Collected data
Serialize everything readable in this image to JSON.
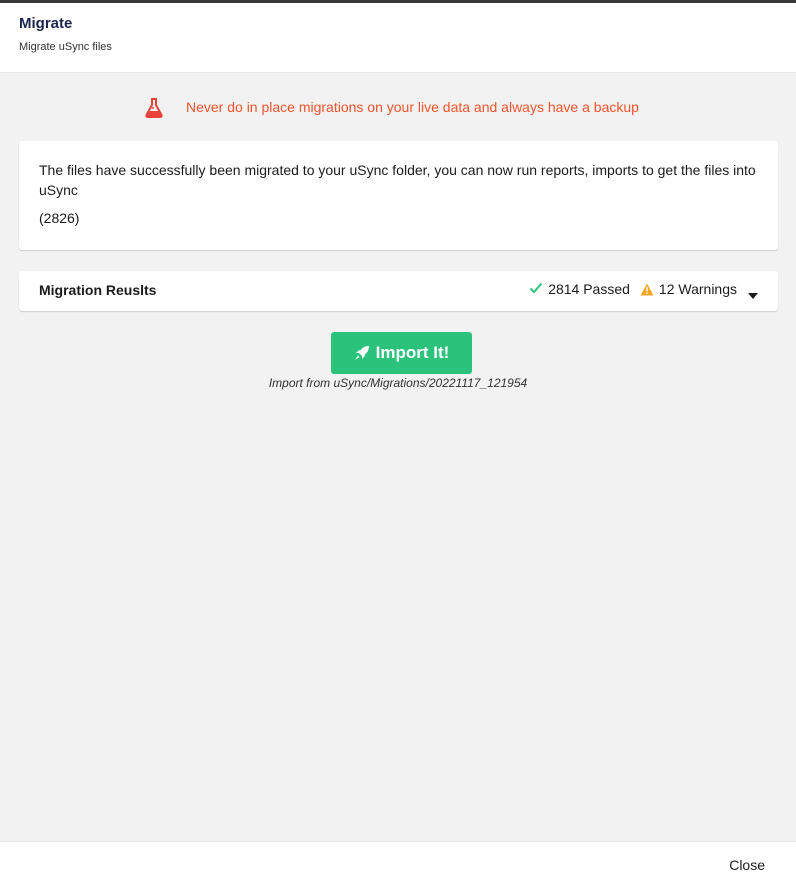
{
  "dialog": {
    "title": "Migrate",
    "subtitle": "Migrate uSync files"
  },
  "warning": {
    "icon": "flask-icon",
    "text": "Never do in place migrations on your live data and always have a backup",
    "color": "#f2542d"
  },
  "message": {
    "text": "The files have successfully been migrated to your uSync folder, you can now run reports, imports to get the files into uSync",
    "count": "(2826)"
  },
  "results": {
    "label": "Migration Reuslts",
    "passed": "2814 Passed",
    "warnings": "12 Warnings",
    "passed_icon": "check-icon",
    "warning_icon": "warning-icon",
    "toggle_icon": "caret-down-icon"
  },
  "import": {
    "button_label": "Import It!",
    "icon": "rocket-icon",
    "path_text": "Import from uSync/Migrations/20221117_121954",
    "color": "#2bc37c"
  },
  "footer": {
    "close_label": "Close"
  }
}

--

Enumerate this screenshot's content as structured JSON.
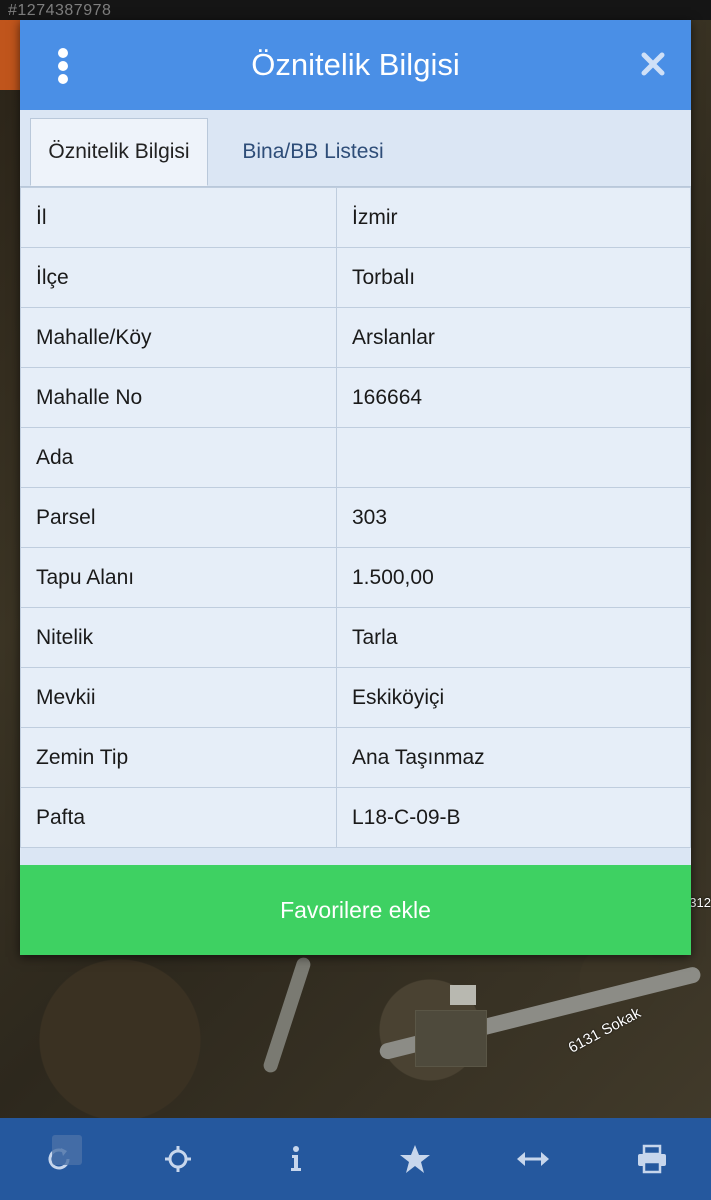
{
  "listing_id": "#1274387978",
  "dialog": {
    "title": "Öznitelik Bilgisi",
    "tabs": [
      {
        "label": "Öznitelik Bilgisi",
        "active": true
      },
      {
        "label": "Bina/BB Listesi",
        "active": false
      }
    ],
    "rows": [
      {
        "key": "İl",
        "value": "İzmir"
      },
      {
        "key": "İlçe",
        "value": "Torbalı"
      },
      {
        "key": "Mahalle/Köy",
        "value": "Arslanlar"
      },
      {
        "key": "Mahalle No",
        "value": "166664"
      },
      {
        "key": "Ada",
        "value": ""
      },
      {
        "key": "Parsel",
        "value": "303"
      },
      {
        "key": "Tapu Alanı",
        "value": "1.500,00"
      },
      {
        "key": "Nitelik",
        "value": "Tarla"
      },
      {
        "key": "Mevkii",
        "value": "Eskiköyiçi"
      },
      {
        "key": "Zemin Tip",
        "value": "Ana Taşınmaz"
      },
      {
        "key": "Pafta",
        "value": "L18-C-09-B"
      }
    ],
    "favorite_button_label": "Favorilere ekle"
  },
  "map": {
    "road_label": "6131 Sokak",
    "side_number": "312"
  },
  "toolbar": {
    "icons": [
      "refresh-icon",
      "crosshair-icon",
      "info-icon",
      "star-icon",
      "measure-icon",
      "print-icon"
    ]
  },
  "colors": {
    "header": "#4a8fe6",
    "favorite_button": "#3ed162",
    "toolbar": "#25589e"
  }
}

==

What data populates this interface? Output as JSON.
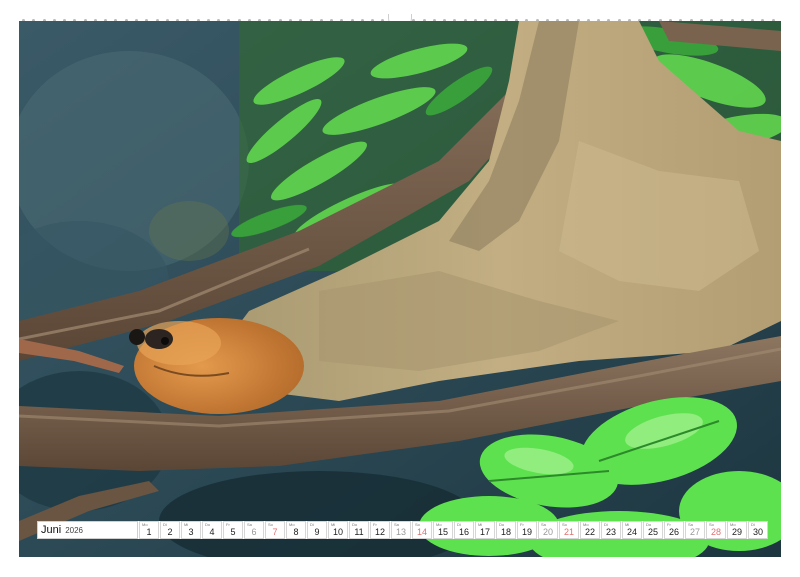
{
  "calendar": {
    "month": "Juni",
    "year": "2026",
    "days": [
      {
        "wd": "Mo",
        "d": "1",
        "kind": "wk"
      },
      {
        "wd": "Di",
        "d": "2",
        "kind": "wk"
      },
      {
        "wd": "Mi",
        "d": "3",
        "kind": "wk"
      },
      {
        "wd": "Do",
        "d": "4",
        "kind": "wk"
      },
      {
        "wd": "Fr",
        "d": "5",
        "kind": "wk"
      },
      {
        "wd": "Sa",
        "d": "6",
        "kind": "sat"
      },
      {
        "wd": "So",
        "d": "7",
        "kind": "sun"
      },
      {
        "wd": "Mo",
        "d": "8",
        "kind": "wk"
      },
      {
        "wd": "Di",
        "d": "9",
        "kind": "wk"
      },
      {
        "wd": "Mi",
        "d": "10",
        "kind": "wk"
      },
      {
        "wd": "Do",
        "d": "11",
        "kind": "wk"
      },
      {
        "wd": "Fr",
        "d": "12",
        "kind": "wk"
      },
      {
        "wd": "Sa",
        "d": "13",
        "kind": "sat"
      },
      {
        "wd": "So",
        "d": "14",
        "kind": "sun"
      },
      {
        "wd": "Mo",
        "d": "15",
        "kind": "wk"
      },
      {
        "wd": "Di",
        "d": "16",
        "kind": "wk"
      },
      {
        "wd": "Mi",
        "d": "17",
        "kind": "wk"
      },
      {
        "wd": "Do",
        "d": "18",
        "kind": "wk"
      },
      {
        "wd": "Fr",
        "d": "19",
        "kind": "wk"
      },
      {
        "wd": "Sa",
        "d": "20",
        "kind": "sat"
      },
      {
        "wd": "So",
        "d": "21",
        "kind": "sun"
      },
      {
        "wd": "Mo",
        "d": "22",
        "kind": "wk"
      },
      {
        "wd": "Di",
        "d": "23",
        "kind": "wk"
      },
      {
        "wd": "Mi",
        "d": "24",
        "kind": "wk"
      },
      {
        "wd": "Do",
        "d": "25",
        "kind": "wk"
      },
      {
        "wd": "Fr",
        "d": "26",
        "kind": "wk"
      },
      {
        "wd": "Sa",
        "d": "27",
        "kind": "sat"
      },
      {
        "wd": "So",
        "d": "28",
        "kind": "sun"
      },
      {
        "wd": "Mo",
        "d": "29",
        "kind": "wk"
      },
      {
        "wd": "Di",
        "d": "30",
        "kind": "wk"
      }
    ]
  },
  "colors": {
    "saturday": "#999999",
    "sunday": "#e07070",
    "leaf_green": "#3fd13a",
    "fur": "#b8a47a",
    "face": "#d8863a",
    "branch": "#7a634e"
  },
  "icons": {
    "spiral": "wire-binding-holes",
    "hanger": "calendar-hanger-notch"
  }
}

- [STATED PROBLEM]
Scan the lines for the string "your". Pick out every line that has it.

- [RESPONSE TO THIS TASK]
    "text": "Never do in place migrations on your live data and always have a backup",
    "text": "The files have successfully been migrated to your uSync folder, you can now run reports, imports to get the files into uSync",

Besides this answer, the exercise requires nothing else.